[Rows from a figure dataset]
----

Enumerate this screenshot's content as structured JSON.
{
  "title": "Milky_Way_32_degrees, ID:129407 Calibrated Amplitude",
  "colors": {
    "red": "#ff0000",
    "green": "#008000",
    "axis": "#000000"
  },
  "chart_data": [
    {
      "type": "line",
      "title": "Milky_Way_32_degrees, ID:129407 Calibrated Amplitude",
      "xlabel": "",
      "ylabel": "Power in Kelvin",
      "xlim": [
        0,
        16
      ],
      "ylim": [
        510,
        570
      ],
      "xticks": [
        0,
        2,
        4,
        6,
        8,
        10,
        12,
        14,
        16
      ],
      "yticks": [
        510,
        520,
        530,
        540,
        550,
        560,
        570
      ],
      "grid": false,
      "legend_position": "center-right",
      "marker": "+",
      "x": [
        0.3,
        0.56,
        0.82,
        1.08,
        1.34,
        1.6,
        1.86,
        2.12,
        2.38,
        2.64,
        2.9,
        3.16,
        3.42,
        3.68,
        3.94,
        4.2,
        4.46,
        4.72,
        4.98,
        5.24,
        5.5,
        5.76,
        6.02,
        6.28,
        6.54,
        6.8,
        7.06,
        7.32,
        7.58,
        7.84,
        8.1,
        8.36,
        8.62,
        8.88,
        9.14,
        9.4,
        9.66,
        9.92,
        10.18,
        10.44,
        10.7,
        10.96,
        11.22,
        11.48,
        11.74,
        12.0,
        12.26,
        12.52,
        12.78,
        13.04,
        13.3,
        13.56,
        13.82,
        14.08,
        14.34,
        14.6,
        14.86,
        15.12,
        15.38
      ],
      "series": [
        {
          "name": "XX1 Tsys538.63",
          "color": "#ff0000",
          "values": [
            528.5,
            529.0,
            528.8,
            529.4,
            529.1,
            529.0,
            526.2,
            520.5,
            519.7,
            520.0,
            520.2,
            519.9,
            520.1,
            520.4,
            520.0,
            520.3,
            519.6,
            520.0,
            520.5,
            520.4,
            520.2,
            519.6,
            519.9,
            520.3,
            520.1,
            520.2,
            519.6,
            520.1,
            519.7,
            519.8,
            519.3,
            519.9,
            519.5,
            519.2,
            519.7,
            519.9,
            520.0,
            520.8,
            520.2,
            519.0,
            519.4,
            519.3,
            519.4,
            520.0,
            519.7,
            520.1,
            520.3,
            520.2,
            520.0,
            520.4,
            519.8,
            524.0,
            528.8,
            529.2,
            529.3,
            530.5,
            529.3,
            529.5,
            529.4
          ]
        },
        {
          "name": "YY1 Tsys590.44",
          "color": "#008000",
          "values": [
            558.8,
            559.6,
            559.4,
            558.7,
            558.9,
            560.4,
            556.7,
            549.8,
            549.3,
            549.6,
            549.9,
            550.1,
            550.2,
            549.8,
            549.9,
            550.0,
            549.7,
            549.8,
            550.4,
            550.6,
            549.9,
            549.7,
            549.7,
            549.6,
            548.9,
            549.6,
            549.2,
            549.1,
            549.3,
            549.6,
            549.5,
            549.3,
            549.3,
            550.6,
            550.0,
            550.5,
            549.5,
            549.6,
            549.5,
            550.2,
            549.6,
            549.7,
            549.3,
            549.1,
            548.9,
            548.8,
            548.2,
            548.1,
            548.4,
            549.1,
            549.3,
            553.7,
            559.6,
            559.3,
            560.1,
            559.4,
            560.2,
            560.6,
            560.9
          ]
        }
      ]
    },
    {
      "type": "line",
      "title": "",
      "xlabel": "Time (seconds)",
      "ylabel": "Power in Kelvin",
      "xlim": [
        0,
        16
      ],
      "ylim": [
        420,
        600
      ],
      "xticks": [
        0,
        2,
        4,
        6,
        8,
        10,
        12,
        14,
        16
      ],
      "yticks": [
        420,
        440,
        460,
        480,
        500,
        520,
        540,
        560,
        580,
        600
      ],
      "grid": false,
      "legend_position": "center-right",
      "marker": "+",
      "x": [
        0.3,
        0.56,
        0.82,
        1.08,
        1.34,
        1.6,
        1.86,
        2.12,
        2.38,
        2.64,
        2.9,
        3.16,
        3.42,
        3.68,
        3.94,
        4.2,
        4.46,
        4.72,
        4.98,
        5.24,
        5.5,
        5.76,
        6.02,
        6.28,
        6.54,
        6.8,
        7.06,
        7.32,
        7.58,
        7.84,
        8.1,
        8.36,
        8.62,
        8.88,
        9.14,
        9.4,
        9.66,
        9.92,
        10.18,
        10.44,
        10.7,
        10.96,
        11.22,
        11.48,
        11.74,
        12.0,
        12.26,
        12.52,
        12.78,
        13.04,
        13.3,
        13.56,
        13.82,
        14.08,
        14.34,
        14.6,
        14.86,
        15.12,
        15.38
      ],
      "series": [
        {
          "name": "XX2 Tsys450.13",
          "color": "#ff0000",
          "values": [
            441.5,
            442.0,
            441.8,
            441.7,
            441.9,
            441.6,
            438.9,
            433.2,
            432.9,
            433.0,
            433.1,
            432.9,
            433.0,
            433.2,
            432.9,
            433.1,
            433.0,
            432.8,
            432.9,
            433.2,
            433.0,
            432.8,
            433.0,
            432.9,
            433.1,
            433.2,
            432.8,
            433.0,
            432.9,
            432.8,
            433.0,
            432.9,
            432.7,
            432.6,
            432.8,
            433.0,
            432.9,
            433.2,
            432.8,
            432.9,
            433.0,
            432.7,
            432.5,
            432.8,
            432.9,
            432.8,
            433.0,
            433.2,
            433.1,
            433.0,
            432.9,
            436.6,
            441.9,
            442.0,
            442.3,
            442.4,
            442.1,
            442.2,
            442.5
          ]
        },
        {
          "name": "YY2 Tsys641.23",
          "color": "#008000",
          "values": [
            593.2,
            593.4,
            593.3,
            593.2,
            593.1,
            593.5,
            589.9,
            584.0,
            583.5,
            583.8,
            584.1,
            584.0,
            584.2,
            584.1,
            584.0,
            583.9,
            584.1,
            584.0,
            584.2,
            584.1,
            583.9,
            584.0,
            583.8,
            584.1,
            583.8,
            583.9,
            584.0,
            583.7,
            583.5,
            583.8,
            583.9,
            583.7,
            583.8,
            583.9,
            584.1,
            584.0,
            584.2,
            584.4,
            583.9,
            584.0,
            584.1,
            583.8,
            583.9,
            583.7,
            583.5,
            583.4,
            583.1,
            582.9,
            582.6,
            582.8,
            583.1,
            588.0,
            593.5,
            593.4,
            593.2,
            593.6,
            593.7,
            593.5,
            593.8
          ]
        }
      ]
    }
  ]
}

----

Your task is to repeat every line exactly.

▶ **COMPLETED TASK**:
Enumerate this screenshot's content as structured JSON.
{
  "title": "Milky_Way_32_degrees, ID:129407 Calibrated Amplitude",
  "colors": {
    "red": "#ff0000",
    "green": "#008000",
    "axis": "#000000"
  },
  "chart_data": [
    {
      "type": "line",
      "title": "Milky_Way_32_degrees, ID:129407 Calibrated Amplitude",
      "xlabel": "",
      "ylabel": "Power in Kelvin",
      "xlim": [
        0,
        16
      ],
      "ylim": [
        510,
        570
      ],
      "xticks": [
        0,
        2,
        4,
        6,
        8,
        10,
        12,
        14,
        16
      ],
      "yticks": [
        510,
        520,
        530,
        540,
        550,
        560,
        570
      ],
      "grid": false,
      "legend_position": "center-right",
      "marker": "+",
      "x": [
        0.3,
        0.56,
        0.82,
        1.08,
        1.34,
        1.6,
        1.86,
        2.12,
        2.38,
        2.64,
        2.9,
        3.16,
        3.42,
        3.68,
        3.94,
        4.2,
        4.46,
        4.72,
        4.98,
        5.24,
        5.5,
        5.76,
        6.02,
        6.28,
        6.54,
        6.8,
        7.06,
        7.32,
        7.58,
        7.84,
        8.1,
        8.36,
        8.62,
        8.88,
        9.14,
        9.4,
        9.66,
        9.92,
        10.18,
        10.44,
        10.7,
        10.96,
        11.22,
        11.48,
        11.74,
        12.0,
        12.26,
        12.52,
        12.78,
        13.04,
        13.3,
        13.56,
        13.82,
        14.08,
        14.34,
        14.6,
        14.86,
        15.12,
        15.38
      ],
      "series": [
        {
          "name": "XX1 Tsys538.63",
          "color": "#ff0000",
          "values": [
            528.5,
            529.0,
            528.8,
            529.4,
            529.1,
            529.0,
            526.2,
            520.5,
            519.7,
            520.0,
            520.2,
            519.9,
            520.1,
            520.4,
            520.0,
            520.3,
            519.6,
            520.0,
            520.5,
            520.4,
            520.2,
            519.6,
            519.9,
            520.3,
            520.1,
            520.2,
            519.6,
            520.1,
            519.7,
            519.8,
            519.3,
            519.9,
            519.5,
            519.2,
            519.7,
            519.9,
            520.0,
            520.8,
            520.2,
            519.0,
            519.4,
            519.3,
            519.4,
            520.0,
            519.7,
            520.1,
            520.3,
            520.2,
            520.0,
            520.4,
            519.8,
            524.0,
            528.8,
            529.2,
            529.3,
            530.5,
            529.3,
            529.5,
            529.4
          ]
        },
        {
          "name": "YY1 Tsys590.44",
          "color": "#008000",
          "values": [
            558.8,
            559.6,
            559.4,
            558.7,
            558.9,
            560.4,
            556.7,
            549.8,
            549.3,
            549.6,
            549.9,
            550.1,
            550.2,
            549.8,
            549.9,
            550.0,
            549.7,
            549.8,
            550.4,
            550.6,
            549.9,
            549.7,
            549.7,
            549.6,
            548.9,
            549.6,
            549.2,
            549.1,
            549.3,
            549.6,
            549.5,
            549.3,
            549.3,
            550.6,
            550.0,
            550.5,
            549.5,
            549.6,
            549.5,
            550.2,
            549.6,
            549.7,
            549.3,
            549.1,
            548.9,
            548.8,
            548.2,
            548.1,
            548.4,
            549.1,
            549.3,
            553.7,
            559.6,
            559.3,
            560.1,
            559.4,
            560.2,
            560.6,
            560.9
          ]
        }
      ]
    },
    {
      "type": "line",
      "title": "",
      "xlabel": "Time (seconds)",
      "ylabel": "Power in Kelvin",
      "xlim": [
        0,
        16
      ],
      "ylim": [
        420,
        600
      ],
      "xticks": [
        0,
        2,
        4,
        6,
        8,
        10,
        12,
        14,
        16
      ],
      "yticks": [
        420,
        440,
        460,
        480,
        500,
        520,
        540,
        560,
        580,
        600
      ],
      "grid": false,
      "legend_position": "center-right",
      "marker": "+",
      "x": [
        0.3,
        0.56,
        0.82,
        1.08,
        1.34,
        1.6,
        1.86,
        2.12,
        2.38,
        2.64,
        2.9,
        3.16,
        3.42,
        3.68,
        3.94,
        4.2,
        4.46,
        4.72,
        4.98,
        5.24,
        5.5,
        5.76,
        6.02,
        6.28,
        6.54,
        6.8,
        7.06,
        7.32,
        7.58,
        7.84,
        8.1,
        8.36,
        8.62,
        8.88,
        9.14,
        9.4,
        9.66,
        9.92,
        10.18,
        10.44,
        10.7,
        10.96,
        11.22,
        11.48,
        11.74,
        12.0,
        12.26,
        12.52,
        12.78,
        13.04,
        13.3,
        13.56,
        13.82,
        14.08,
        14.34,
        14.6,
        14.86,
        15.12,
        15.38
      ],
      "series": [
        {
          "name": "XX2 Tsys450.13",
          "color": "#ff0000",
          "values": [
            441.5,
            442.0,
            441.8,
            441.7,
            441.9,
            441.6,
            438.9,
            433.2,
            432.9,
            433.0,
            433.1,
            432.9,
            433.0,
            433.2,
            432.9,
            433.1,
            433.0,
            432.8,
            432.9,
            433.2,
            433.0,
            432.8,
            433.0,
            432.9,
            433.1,
            433.2,
            432.8,
            433.0,
            432.9,
            432.8,
            433.0,
            432.9,
            432.7,
            432.6,
            432.8,
            433.0,
            432.9,
            433.2,
            432.8,
            432.9,
            433.0,
            432.7,
            432.5,
            432.8,
            432.9,
            432.8,
            433.0,
            433.2,
            433.1,
            433.0,
            432.9,
            436.6,
            441.9,
            442.0,
            442.3,
            442.4,
            442.1,
            442.2,
            442.5
          ]
        },
        {
          "name": "YY2 Tsys641.23",
          "color": "#008000",
          "values": [
            593.2,
            593.4,
            593.3,
            593.2,
            593.1,
            593.5,
            589.9,
            584.0,
            583.5,
            583.8,
            584.1,
            584.0,
            584.2,
            584.1,
            584.0,
            583.9,
            584.1,
            584.0,
            584.2,
            584.1,
            583.9,
            584.0,
            583.8,
            584.1,
            583.8,
            583.9,
            584.0,
            583.7,
            583.5,
            583.8,
            583.9,
            583.7,
            583.8,
            583.9,
            584.1,
            584.0,
            584.2,
            584.4,
            583.9,
            584.0,
            584.1,
            583.8,
            583.9,
            583.7,
            583.5,
            583.4,
            583.1,
            582.9,
            582.6,
            582.8,
            583.1,
            588.0,
            593.5,
            593.4,
            593.2,
            593.6,
            593.7,
            593.5,
            593.8
          ]
        }
      ]
    }
  ]
}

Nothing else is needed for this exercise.